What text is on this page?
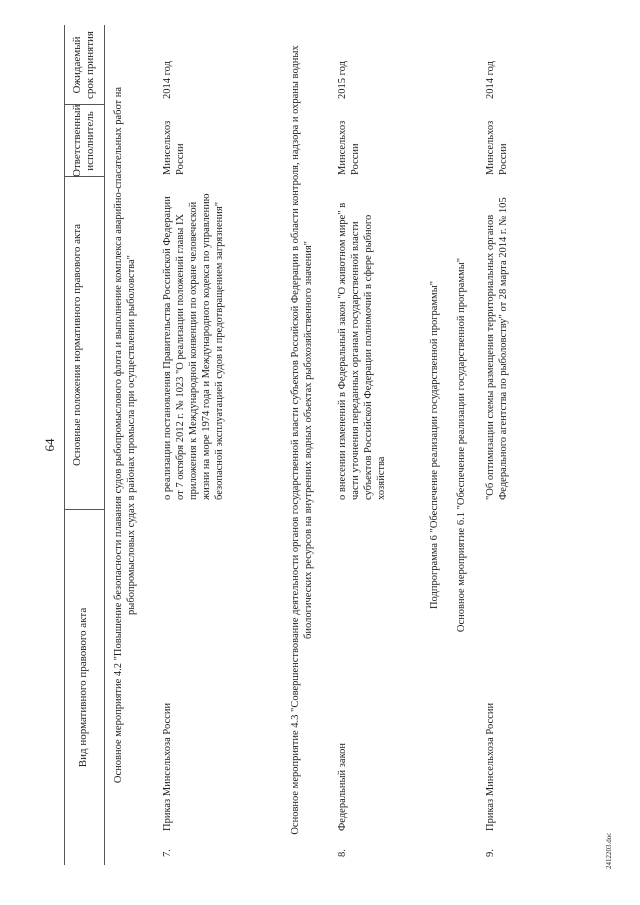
64
Вид нормативного правового акта
Основные положения нормативного правового акта
Ответственный исполнитель
Ожидаемый срок принятия
Основное мероприятие 4.2 "Повышение безопасности плавания судов рыбопромыслового флота и выполнение комплекса аварийно-спасательных работ на рыбопромысловых судах в районах промысла при осуществлении рыболовства"
7.
Приказ Минсельхоза России
о реализации постановления Правительства Российской Федерации от 7 октября 2012 г. № 1023 "О реализации положений главы IX приложения к Международной конвенции по охране человеческой жизни на море 1974 года и Международного кодекса по управлению безопасной эксплуатацией судов и предотвращением загрязнения"
Минсельхоз России
2014 год	Основное мероприятие 4.3 "Совершенствование деятельности органов государственной власти субъектов Российской Федерации в области контроля, надзора и охраны водных биологических ресурсов на внутренних водных объектах рыбохозяйственного значения"
8.
Федеральный закон
о внесении изменений в Федеральный закон "О животном мире" в части уточнения переданных органам государственной власти субъектов Российской Федерации полномочий в сфере рыбного хозяйства
Минсельхоз России
2015 год
Подпрограмма 6 "Обеспечение реализации государственной программы" Основное мероприятие 6.1 "Обеспечение реализации государственной программы"
9.
Приказ Минсельхоза России
"Об оптимизации схемы размещения территориальных органов Федерального агентства по рыболовству" от 28 марта 2014 г. № 105
Минсельхоз России
2014 год
2412203.doc
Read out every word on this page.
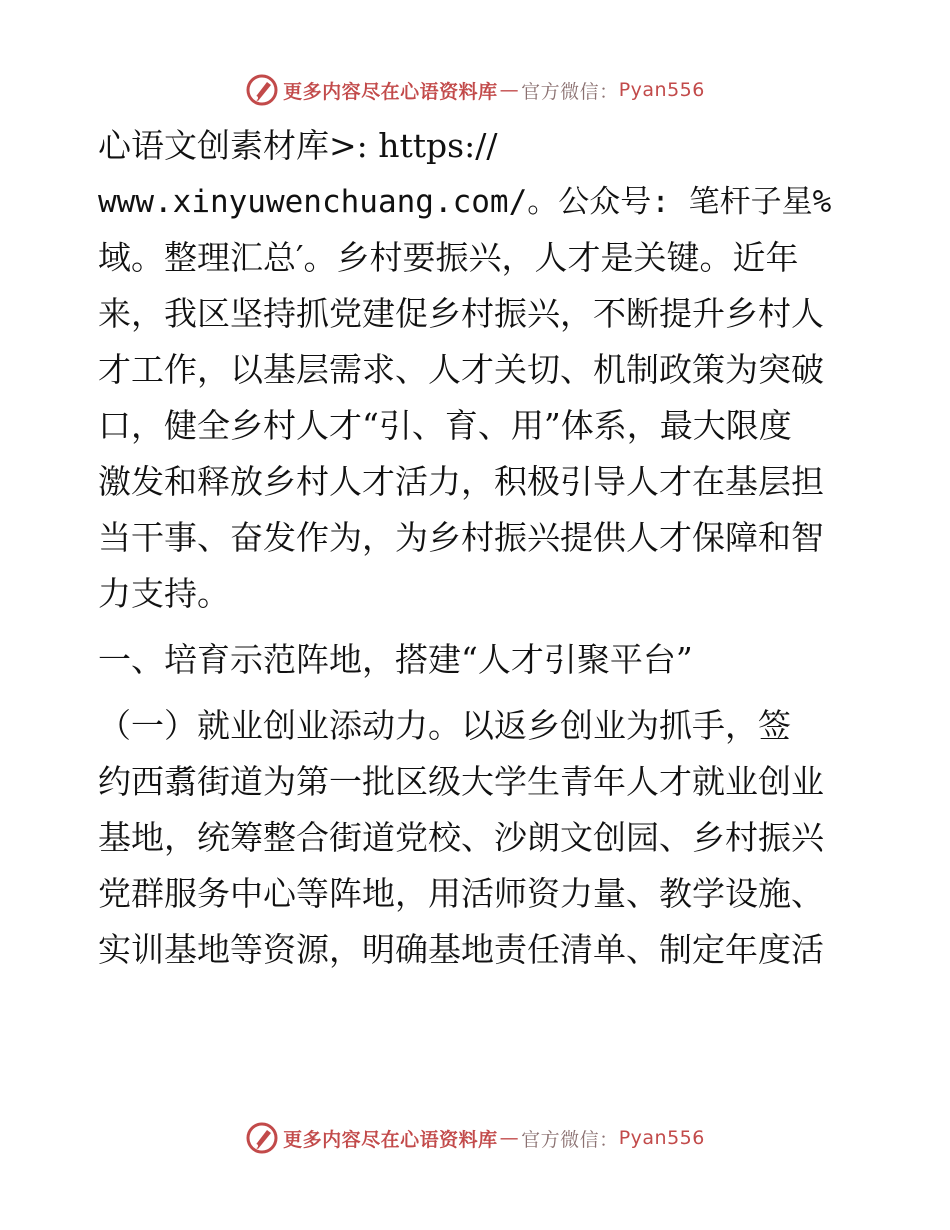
更多内容尽在心语资料库 — 官方微信： Pyan556
心语文创素材库>: https://
www.xinyuwenchuang.com/。公众号: 笔杆子星%
域。整理汇总′。乡村要振兴，人才是关键。近年
来，我区坚持抓党建促乡村振兴，不断提升乡村人
才工作，以基层需求、人才关切、机制政策为突破
口，健全乡村人才“引、育、用”体系，最大限度
激发和释放乡村人才活力，积极引导人才在基层担
当干事、奋发作为，为乡村振兴提供人才保障和智
力支持。
一、培育示范阵地，搭建“人才引聚平台”
（一）就业创业添动力。以返乡创业为抓手，签
约西翥街道为第一批区级大学生青年人才就业创业
基地，统筹整合街道党校、沙朗文创园、乡村振兴
党群服务中心等阵地，用活师资力量、教学设施、
实训基地等资源，明确基地责任清单、制定年度活
更多内容尽在心语资料库 — 官方微信： Pyan556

########################################

Reproduce the material above in full and without alteration, but skip all pictures.

> **ANSWER TO THE PROBLEM**:
What text is on this page?
64
Вид нормативного правового акта
Основные положения нормативного правового акта
Ответственный исполнитель
Ожидаемый срок принятия
Основное мероприятие 4.2 "Повышение безопасности плавания судов рыбопромыслового флота и выполнение комплекса аварийно-спасательных работ на рыбопромысловых судах в районах промысла при осуществлении рыболовства"
7.
Приказ Минсельхоза России
о реализации постановления Правительства Российской Федерации от 7 октября 2012 г. № 1023 "О реализации положений главы IX приложения к Международной конвенции по охране человеческой жизни на море 1974 года и Международного кодекса по управлению безопасной эксплуатацией судов и предотвращением загрязнения"
Минсельхоз России
2014 год	Основное мероприятие 4.3 "Совершенствование деятельности органов государственной власти субъектов Российской Федерации в области контроля, надзора и охраны водных биологических ресурсов на внутренних водных объектах рыбохозяйственного значения"
8.
Федеральный закон
о внесении изменений в Федеральный закон "О животном мире" в части уточнения переданных органам государственной власти субъектов Российской Федерации полномочий в сфере рыбного хозяйства
Минсельхоз России
2015 год
Подпрограмма 6 "Обеспечение реализации государственной программы" Основное мероприятие 6.1 "Обеспечение реализации государственной программы"
9.
Приказ Минсельхоза России
"Об оптимизации схемы размещения территориальных органов Федерального агентства по рыболовству" от 28 марта 2014 г. № 105
Минсельхоз России
2014 год
2412203.doc
Read out every word on this page.
更多内容尽在心语资料库 — 官方微信： Pyan556
心语文创素材库>: https://
www.xinyuwenchuang.com/。公众号: 笔杆子星%
域。整理汇总′。乡村要振兴，人才是关键。近年
来，我区坚持抓党建促乡村振兴，不断提升乡村人
才工作，以基层需求、人才关切、机制政策为突破
口，健全乡村人才“引、育、用”体系，最大限度
激发和释放乡村人才活力，积极引导人才在基层担
当干事、奋发作为，为乡村振兴提供人才保障和智
力支持。
一、培育示范阵地，搭建“人才引聚平台”
（一）就业创业添动力。以返乡创业为抓手，签
约西翥街道为第一批区级大学生青年人才就业创业
基地，统筹整合街道党校、沙朗文创园、乡村振兴
党群服务中心等阵地，用活师资力量、教学设施、
实训基地等资源，明确基地责任清单、制定年度活
更多内容尽在心语资料库 — 官方微信： Pyan556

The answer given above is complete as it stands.